Substitute "backdrop-blur" for every occurrence of "background-blur" in the data below, and reproduce all of the data with nothing else changed.

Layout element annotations
————————

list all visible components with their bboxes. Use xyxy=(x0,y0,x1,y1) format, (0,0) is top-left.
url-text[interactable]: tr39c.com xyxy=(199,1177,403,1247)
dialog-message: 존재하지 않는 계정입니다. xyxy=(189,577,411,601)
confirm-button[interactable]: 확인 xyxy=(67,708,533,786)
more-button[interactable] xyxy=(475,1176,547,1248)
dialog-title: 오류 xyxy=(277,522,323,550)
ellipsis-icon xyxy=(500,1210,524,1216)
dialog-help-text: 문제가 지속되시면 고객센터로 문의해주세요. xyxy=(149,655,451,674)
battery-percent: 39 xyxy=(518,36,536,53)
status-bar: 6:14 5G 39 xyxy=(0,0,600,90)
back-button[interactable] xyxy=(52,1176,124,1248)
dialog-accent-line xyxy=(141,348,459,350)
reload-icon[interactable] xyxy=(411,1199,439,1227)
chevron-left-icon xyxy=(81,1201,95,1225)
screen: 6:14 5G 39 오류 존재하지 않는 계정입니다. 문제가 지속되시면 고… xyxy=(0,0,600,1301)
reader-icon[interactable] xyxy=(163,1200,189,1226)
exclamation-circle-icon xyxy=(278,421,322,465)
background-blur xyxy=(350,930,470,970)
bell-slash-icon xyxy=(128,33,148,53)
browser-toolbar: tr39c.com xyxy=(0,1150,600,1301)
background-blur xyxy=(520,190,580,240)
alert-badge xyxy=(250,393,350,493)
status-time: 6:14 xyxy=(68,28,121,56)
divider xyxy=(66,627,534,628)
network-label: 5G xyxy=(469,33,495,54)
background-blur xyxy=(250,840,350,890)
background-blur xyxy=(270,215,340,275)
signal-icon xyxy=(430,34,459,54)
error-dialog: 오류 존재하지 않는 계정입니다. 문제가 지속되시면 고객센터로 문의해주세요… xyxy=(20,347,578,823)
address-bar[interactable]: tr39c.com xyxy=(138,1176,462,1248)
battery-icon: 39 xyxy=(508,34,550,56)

————————

EXERCISE RESPONSE →
list all visible components with their bboxes. Use xyxy=(x0,y0,x1,y1) format, (0,0) is top-left.
url-text[interactable]: tr39c.com xyxy=(199,1177,403,1247)
dialog-message: 존재하지 않는 계정입니다. xyxy=(189,577,411,601)
confirm-button[interactable]: 확인 xyxy=(67,708,533,786)
more-button[interactable] xyxy=(475,1176,547,1248)
dialog-title: 오류 xyxy=(277,522,323,550)
ellipsis-icon xyxy=(500,1210,524,1216)
dialog-help-text: 문제가 지속되시면 고객센터로 문의해주세요. xyxy=(149,655,451,674)
battery-percent: 39 xyxy=(518,36,536,53)
status-bar: 6:14 5G 39 xyxy=(0,0,600,90)
back-button[interactable] xyxy=(52,1176,124,1248)
dialog-accent-line xyxy=(141,348,459,350)
reload-icon[interactable] xyxy=(411,1199,439,1227)
chevron-left-icon xyxy=(81,1201,95,1225)
screen: 6:14 5G 39 오류 존재하지 않는 계정입니다. 문제가 지속되시면 고… xyxy=(0,0,600,1301)
reader-icon[interactable] xyxy=(163,1200,189,1226)
exclamation-circle-icon xyxy=(278,421,322,465)
backdrop-blur xyxy=(350,930,470,970)
bell-slash-icon xyxy=(128,33,148,53)
browser-toolbar: tr39c.com xyxy=(0,1150,600,1301)
backdrop-blur xyxy=(520,190,580,240)
alert-badge xyxy=(250,393,350,493)
status-time: 6:14 xyxy=(68,28,121,56)
divider xyxy=(66,627,534,628)
network-label: 5G xyxy=(469,33,495,54)
backdrop-blur xyxy=(250,840,350,890)
backdrop-blur xyxy=(270,215,340,275)
signal-icon xyxy=(430,34,459,54)
error-dialog: 오류 존재하지 않는 계정입니다. 문제가 지속되시면 고객센터로 문의해주세요… xyxy=(20,347,578,823)
address-bar[interactable]: tr39c.com xyxy=(138,1176,462,1248)
battery-icon: 39 xyxy=(508,34,550,56)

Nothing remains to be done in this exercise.